Written problem:
Can you transcribe the data exactly? Leave the pictures out.

Dataset rows about figures:
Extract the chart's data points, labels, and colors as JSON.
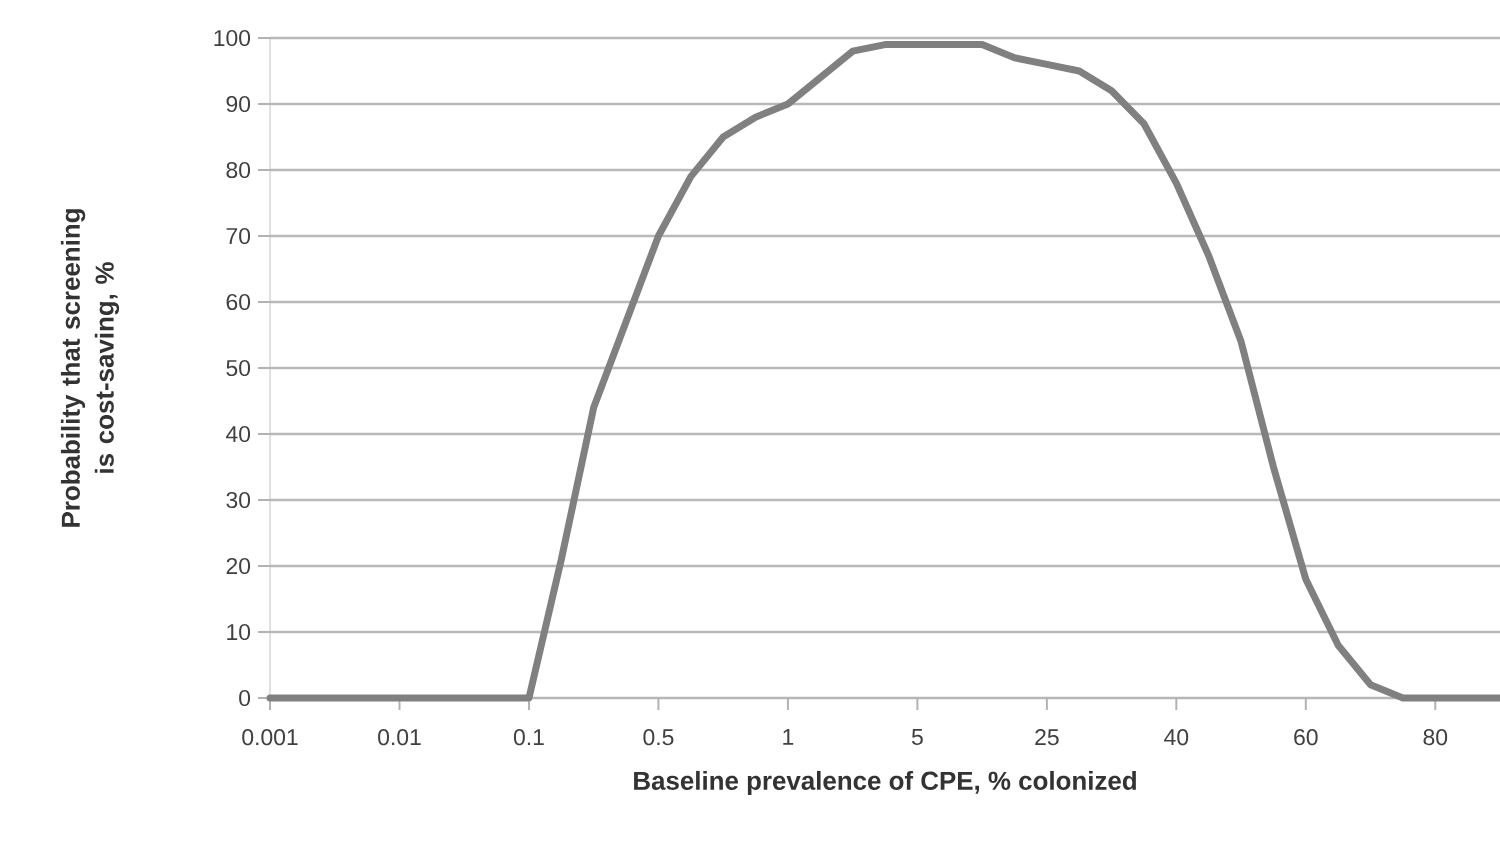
{
  "chart_data": {
    "type": "line",
    "xlabel": "Baseline prevalence of CPE, % colonized",
    "ylabel": "Probability that screening is cost-saving, %",
    "categories": [
      "0.001",
      null,
      null,
      null,
      "0.01",
      null,
      null,
      null,
      "0.1",
      null,
      null,
      null,
      "0.5",
      null,
      null,
      null,
      "1",
      null,
      null,
      null,
      "5",
      null,
      null,
      null,
      "25",
      null,
      null,
      null,
      "40",
      null,
      null,
      null,
      "60",
      null,
      null,
      null,
      "80",
      null,
      null
    ],
    "values": [
      0,
      0,
      0,
      0,
      0,
      0,
      0,
      0,
      0,
      21,
      44,
      57,
      70,
      79,
      85,
      88,
      90,
      94,
      98,
      99,
      99,
      99,
      99,
      97,
      96,
      95,
      92,
      87,
      78,
      67,
      54,
      35,
      18,
      8,
      2,
      0,
      0,
      0,
      0
    ],
    "color": "#808080",
    "ylim": [
      0,
      100
    ],
    "yticks": [
      0,
      10,
      20,
      30,
      40,
      50,
      60,
      70,
      80,
      90,
      100
    ],
    "grid": "y"
  }
}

Worked solution:
Extract the chart's data points, labels, and colors as JSON.
{
  "chart_data": {
    "type": "line",
    "xlabel": "Baseline prevalence of CPE, % colonized",
    "ylabel": "Probability that screening is cost-saving, %",
    "categories": [
      "0.001",
      null,
      null,
      null,
      "0.01",
      null,
      null,
      null,
      "0.1",
      null,
      null,
      null,
      "0.5",
      null,
      null,
      null,
      "1",
      null,
      null,
      null,
      "5",
      null,
      null,
      null,
      "25",
      null,
      null,
      null,
      "40",
      null,
      null,
      null,
      "60",
      null,
      null,
      null,
      "80",
      null,
      null
    ],
    "values": [
      0,
      0,
      0,
      0,
      0,
      0,
      0,
      0,
      0,
      21,
      44,
      57,
      70,
      79,
      85,
      88,
      90,
      94,
      98,
      99,
      99,
      99,
      99,
      97,
      96,
      95,
      92,
      87,
      78,
      67,
      54,
      35,
      18,
      8,
      2,
      0,
      0,
      0,
      0
    ],
    "color": "#808080",
    "ylim": [
      0,
      100
    ],
    "yticks": [
      0,
      10,
      20,
      30,
      40,
      50,
      60,
      70,
      80,
      90,
      100
    ],
    "grid": "y"
  }
}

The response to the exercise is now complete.